* TASK DESCRIPTION *
Indicate only the number of lines in the listing below in which the word "teneur" appears.

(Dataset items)
(begin)

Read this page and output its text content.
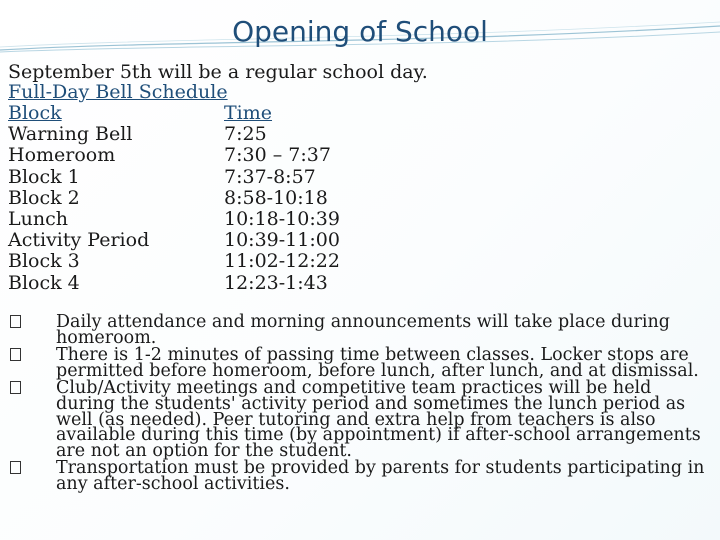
Opening of School
September 5th will be a regular school day.
Full-Day Bell Schedule
Block	Time
Warning Bell	7:25
Homeroom	7:30 – 7:37
Block 1	7:37-8:57
Block 2	8:58-10:18
Lunch	10:18-10:39
Activity Period	10:39-11:00
Block 3	11:02-12:22
Block 4	12:23-1:43
Daily attendance and morning announcements will take place during homeroom.
There is 1-2 minutes of passing time between classes. Locker stops are permitted before homeroom, before lunch, after lunch, and at dismissal.
Club/Activity meetings and competitive team practices will be held during the students' activity period and sometimes the lunch period as well (as needed). Peer tutoring and extra help from teachers is also available during this time (by appointment) if after-school arrangements are not an option for the student.
Transportation must be provided by parents for students participating in any after-school activities.
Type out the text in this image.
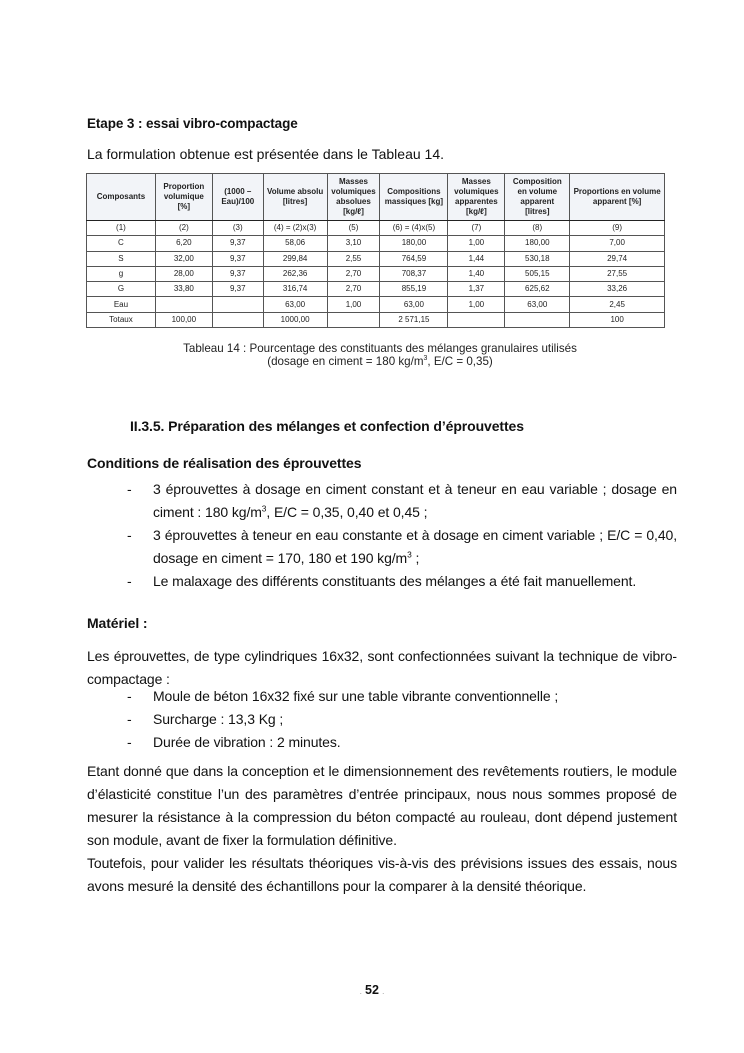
Etape 3 : essai vibro-compactage
La formulation obtenue est présentée dans le Tableau 14.
Composants	Proportion volumique [%]	(1000 – Eau)/100	Volume absolu [litres]	Masses volumiques absolues [kg/ℓ]	Compositions massiques [kg]	Masses volumiques apparentes [kg/ℓ]	Composition en volume apparent [litres]	Proportions en volume apparent [%]
(1)	(2)	(3)	(4) = (2)x(3)	(5)	(6) = (4)x(5)	(7)	(8)	(9)
C	6,20	9,37	58,06	3,10	180,00	1,00	180,00	7,00
S	32,00	9,37	299,84	2,55	764,59	1,44	530,18	29,74
g	28,00	9,37	262,36	2,70	708,37	1,40	505,15	27,55
G	33,80	9,37	316,74	2,70	855,19	1,37	625,62	33,26
Eau			63,00	1,00	63,00	1,00	63,00	2,45
Totaux	100,00		1000,00		2 571,15			100
Tableau 14 : Pourcentage des constituants des mélanges granulaires utilisés
(dosage en ciment = 180 $kg/m^3$, E/C = 0,35)
II.3.5. Préparation des mélanges et confection d’éprouvettes
Conditions de réalisation des éprouvettes
- 3 éprouvettes à dosage en ciment constant et à teneur en eau variable ; dosage en ciment : 180 $kg/m^3$, E/C = 0,35, 0,40 et 0,45 ;
- 3 éprouvettes à teneur en eau constante et à dosage en ciment variable ; E/C = 0,40, dosage en ciment = 170, 180 et 190 $kg/m^3$ ;
- Le malaxage des différents constituants des mélanges a été fait manuellement.
Matériel :
Les éprouvettes, de type cylindriques 16x32, sont confectionnées suivant la technique de vibro-compactage :
- Moule de béton 16x32 fixé sur une table vibrante conventionnelle ;
- Surcharge : 13,3 Kg ;
- Durée de vibration : 2 minutes.
Etant donné que dans la conception et le dimensionnement des revêtements routiers, le module d’élasticité constitue l’un des paramètres d’entrée principaux, nous nous sommes proposé de mesurer la résistance à la compression du béton compacté au rouleau, dont dépend justement son module, avant de fixer la formulation définitive.
Toutefois, pour valider les résultats théoriques vis-à-vis des prévisions issues des essais, nous avons mesuré la densité des échantillons pour la comparer à la densité théorique.
. 52 .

(end)

* SOLUTION TO THE EXERCISE *
2